**Exercise objective**
Under this task are some entries; return every one of them exactly.

Dataset items
● ● ● ● ●
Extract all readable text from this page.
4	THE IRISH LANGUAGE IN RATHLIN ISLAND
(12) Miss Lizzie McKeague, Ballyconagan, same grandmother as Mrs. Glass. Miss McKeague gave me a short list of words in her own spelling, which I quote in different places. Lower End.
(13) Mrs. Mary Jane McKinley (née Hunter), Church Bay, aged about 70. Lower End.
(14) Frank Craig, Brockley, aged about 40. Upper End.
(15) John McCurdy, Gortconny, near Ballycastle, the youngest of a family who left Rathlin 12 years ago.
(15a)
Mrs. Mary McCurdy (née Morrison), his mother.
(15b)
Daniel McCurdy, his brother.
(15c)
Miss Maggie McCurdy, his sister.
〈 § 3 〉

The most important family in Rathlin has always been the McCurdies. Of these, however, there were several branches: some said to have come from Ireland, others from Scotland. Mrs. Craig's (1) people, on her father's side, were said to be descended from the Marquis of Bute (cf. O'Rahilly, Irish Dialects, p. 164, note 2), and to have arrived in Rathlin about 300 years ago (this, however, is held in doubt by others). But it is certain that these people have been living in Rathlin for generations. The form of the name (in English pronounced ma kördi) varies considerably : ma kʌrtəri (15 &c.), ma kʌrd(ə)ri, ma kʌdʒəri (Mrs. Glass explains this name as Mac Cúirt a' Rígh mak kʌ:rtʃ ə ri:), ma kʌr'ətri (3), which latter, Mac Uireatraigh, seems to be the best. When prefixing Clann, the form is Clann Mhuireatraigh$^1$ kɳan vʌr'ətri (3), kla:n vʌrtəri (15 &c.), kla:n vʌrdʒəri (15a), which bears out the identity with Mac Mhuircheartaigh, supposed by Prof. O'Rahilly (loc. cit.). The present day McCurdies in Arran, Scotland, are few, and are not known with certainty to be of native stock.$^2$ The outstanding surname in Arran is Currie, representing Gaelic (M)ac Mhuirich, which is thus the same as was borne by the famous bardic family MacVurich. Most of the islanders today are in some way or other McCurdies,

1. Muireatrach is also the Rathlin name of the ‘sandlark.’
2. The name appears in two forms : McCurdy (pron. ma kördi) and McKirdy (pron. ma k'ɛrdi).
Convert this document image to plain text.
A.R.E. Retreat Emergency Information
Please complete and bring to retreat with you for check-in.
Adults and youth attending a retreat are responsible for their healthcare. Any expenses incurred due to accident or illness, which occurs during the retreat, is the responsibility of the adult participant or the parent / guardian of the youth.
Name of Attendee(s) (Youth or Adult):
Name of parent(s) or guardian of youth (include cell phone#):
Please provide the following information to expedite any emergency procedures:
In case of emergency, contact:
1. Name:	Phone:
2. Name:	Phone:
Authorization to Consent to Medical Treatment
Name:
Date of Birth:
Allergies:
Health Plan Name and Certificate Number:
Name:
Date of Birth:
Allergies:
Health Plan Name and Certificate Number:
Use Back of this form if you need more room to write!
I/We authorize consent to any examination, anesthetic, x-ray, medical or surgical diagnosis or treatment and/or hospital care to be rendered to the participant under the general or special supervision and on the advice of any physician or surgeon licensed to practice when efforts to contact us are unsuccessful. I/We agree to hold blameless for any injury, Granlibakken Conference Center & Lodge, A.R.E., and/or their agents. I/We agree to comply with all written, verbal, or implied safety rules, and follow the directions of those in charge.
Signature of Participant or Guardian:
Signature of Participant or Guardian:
● ● ● ● ●
**Solved problem**
Extract all readable text from this page.
4	THE IRISH LANGUAGE IN RATHLIN ISLAND
(12) Miss Lizzie McKeague, Ballyconagan, same grandmother as Mrs. Glass. Miss McKeague gave me a short list of words in her own spelling, which I quote in different places. Lower End.
(13) Mrs. Mary Jane McKinley (née Hunter), Church Bay, aged about 70. Lower End.
(14) Frank Craig, Brockley, aged about 40. Upper End.
(15) John McCurdy, Gortconny, near Ballycastle, the youngest of a family who left Rathlin 12 years ago.
(15a)
Mrs. Mary McCurdy (née Morrison), his mother.
(15b)
Daniel McCurdy, his brother.
(15c)
Miss Maggie McCurdy, his sister.
〈 § 3 〉

The most important family in Rathlin has always been the McCurdies. Of these, however, there were several branches: some said to have come from Ireland, others from Scotland. Mrs. Craig's (1) people, on her father's side, were said to be descended from the Marquis of Bute (cf. O'Rahilly, Irish Dialects, p. 164, note 2), and to have arrived in Rathlin about 300 years ago (this, however, is held in doubt by others). But it is certain that these people have been living in Rathlin for generations. The form of the name (in English pronounced ma kördi) varies considerably : ma kʌrtəri (15 &c.), ma kʌrd(ə)ri, ma kʌdʒəri (Mrs. Glass explains this name as Mac Cúirt a' Rígh mak kʌ:rtʃ ə ri:), ma kʌr'ətri (3), which latter, Mac Uireatraigh, seems to be the best. When prefixing Clann, the form is Clann Mhuireatraigh$^1$ kɳan vʌr'ətri (3), kla:n vʌrtəri (15 &c.), kla:n vʌrdʒəri (15a), which bears out the identity with Mac Mhuircheartaigh, supposed by Prof. O'Rahilly (loc. cit.). The present day McCurdies in Arran, Scotland, are few, and are not known with certainty to be of native stock.$^2$ The outstanding surname in Arran is Currie, representing Gaelic (M)ac Mhuirich, which is thus the same as was borne by the famous bardic family MacVurich. Most of the islanders today are in some way or other McCurdies,

1. Muireatrach is also the Rathlin name of the ‘sandlark.’
2. The name appears in two forms : McCurdy (pron. ma kördi) and McKirdy (pron. ma k'ɛrdi).
Convert this document image to plain text.
A.R.E. Retreat Emergency Information
Please complete and bring to retreat with you for check-in.
Adults and youth attending a retreat are responsible for their healthcare. Any expenses incurred due to accident or illness, which occurs during the retreat, is the responsibility of the adult participant or the parent / guardian of the youth.
Name of Attendee(s) (Youth or Adult):
Name of parent(s) or guardian of youth (include cell phone#):
Please provide the following information to expedite any emergency procedures:
In case of emergency, contact:
1. Name:	Phone:
2. Name:	Phone:
Authorization to Consent to Medical Treatment
Name:
Date of Birth:
Allergies:
Health Plan Name and Certificate Number:
Name:
Date of Birth:
Allergies:
Health Plan Name and Certificate Number:
Use Back of this form if you need more room to write!
I/We authorize consent to any examination, anesthetic, x-ray, medical or surgical diagnosis or treatment and/or hospital care to be rendered to the participant under the general or special supervision and on the advice of any physician or surgeon licensed to practice when efforts to contact us are unsuccessful. I/We agree to hold blameless for any injury, Granlibakken Conference Center & Lodge, A.R.E., and/or their agents. I/We agree to comply with all written, verbal, or implied safety rules, and follow the directions of those in charge.
Signature of Participant or Guardian:
Signature of Participant or Guardian:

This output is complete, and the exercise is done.